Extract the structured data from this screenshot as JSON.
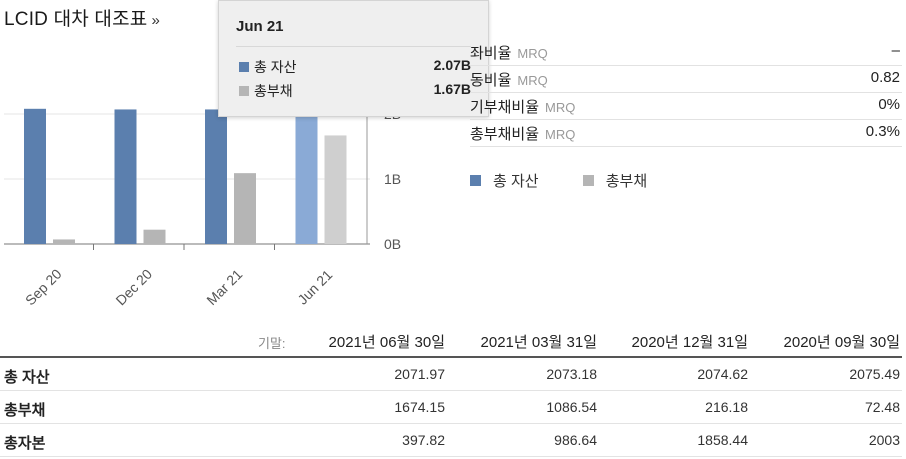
{
  "title": "LCID 대차 대조표",
  "title_arrow": "»",
  "colors": {
    "assets": "#5b7fae",
    "assets_highlight": "#8aaad6",
    "liabilities": "#b5b5b5",
    "liabilities_highlight": "#cfcfcf"
  },
  "tooltip": {
    "title": "Jun 21",
    "rows": [
      {
        "label": "총 자산",
        "value": "2.07B",
        "color": "#5b7fae"
      },
      {
        "label": "총부채",
        "value": "1.67B",
        "color": "#b5b5b5"
      }
    ]
  },
  "ratios": [
    {
      "label": "좌비율",
      "sub": "MRQ",
      "value": "–"
    },
    {
      "label": "동비율",
      "sub": "MRQ",
      "value": "0.82"
    },
    {
      "label": "기부채비율",
      "sub": "MRQ",
      "value": "0%"
    },
    {
      "label": "총부채비율",
      "sub": "MRQ",
      "value": "0.3%"
    }
  ],
  "legend": [
    {
      "label": "총 자산",
      "color": "#5b7fae"
    },
    {
      "label": "총부채",
      "color": "#b5b5b5"
    }
  ],
  "chart_data": {
    "type": "bar",
    "categories": [
      "Sep 20",
      "Dec 20",
      "Mar 21",
      "Jun 21"
    ],
    "series": [
      {
        "name": "총 자산",
        "values": [
          2.08,
          2.07,
          2.07,
          2.07
        ]
      },
      {
        "name": "총부채",
        "values": [
          0.07,
          0.22,
          1.09,
          1.67
        ]
      }
    ],
    "highlighted_category": "Jun 21",
    "y_ticks": [
      "0B",
      "1B",
      "2B"
    ],
    "ylim": [
      0,
      3
    ],
    "grid": true,
    "legend": "right"
  },
  "table": {
    "period_label": "기말:",
    "columns": [
      "2021년 06월 30일",
      "2021년 03월 31일",
      "2020년 12월 31일",
      "2020년 09월 30일"
    ],
    "rows": [
      {
        "label": "총 자산",
        "values": [
          "2071.97",
          "2073.18",
          "2074.62",
          "2075.49"
        ]
      },
      {
        "label": "총부채",
        "values": [
          "1674.15",
          "1086.54",
          "216.18",
          "72.48"
        ]
      },
      {
        "label": "총자본",
        "values": [
          "397.82",
          "986.64",
          "1858.44",
          "2003"
        ]
      }
    ]
  }
}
◆ ◆ ◆ ◆ ◆ ◆ ◆
* _Work instructions_: Skip the images and write out the rest of the listing exactly.

* _Result of the exercise_:
Extract the structured data from this screenshot as JSON.
{
  "title": "LCID 대차 대조표",
  "title_arrow": "»",
  "colors": {
    "assets": "#5b7fae",
    "assets_highlight": "#8aaad6",
    "liabilities": "#b5b5b5",
    "liabilities_highlight": "#cfcfcf"
  },
  "tooltip": {
    "title": "Jun 21",
    "rows": [
      {
        "label": "총 자산",
        "value": "2.07B",
        "color": "#5b7fae"
      },
      {
        "label": "총부채",
        "value": "1.67B",
        "color": "#b5b5b5"
      }
    ]
  },
  "ratios": [
    {
      "label": "좌비율",
      "sub": "MRQ",
      "value": "–"
    },
    {
      "label": "동비율",
      "sub": "MRQ",
      "value": "0.82"
    },
    {
      "label": "기부채비율",
      "sub": "MRQ",
      "value": "0%"
    },
    {
      "label": "총부채비율",
      "sub": "MRQ",
      "value": "0.3%"
    }
  ],
  "legend": [
    {
      "label": "총 자산",
      "color": "#5b7fae"
    },
    {
      "label": "총부채",
      "color": "#b5b5b5"
    }
  ],
  "chart_data": {
    "type": "bar",
    "categories": [
      "Sep 20",
      "Dec 20",
      "Mar 21",
      "Jun 21"
    ],
    "series": [
      {
        "name": "총 자산",
        "values": [
          2.08,
          2.07,
          2.07,
          2.07
        ]
      },
      {
        "name": "총부채",
        "values": [
          0.07,
          0.22,
          1.09,
          1.67
        ]
      }
    ],
    "highlighted_category": "Jun 21",
    "y_ticks": [
      "0B",
      "1B",
      "2B"
    ],
    "ylim": [
      0,
      3
    ],
    "grid": true,
    "legend": "right"
  },
  "table": {
    "period_label": "기말:",
    "columns": [
      "2021년 06월 30일",
      "2021년 03월 31일",
      "2020년 12월 31일",
      "2020년 09월 30일"
    ],
    "rows": [
      {
        "label": "총 자산",
        "values": [
          "2071.97",
          "2073.18",
          "2074.62",
          "2075.49"
        ]
      },
      {
        "label": "총부채",
        "values": [
          "1674.15",
          "1086.54",
          "216.18",
          "72.48"
        ]
      },
      {
        "label": "총자본",
        "values": [
          "397.82",
          "986.64",
          "1858.44",
          "2003"
        ]
      }
    ]
  }
}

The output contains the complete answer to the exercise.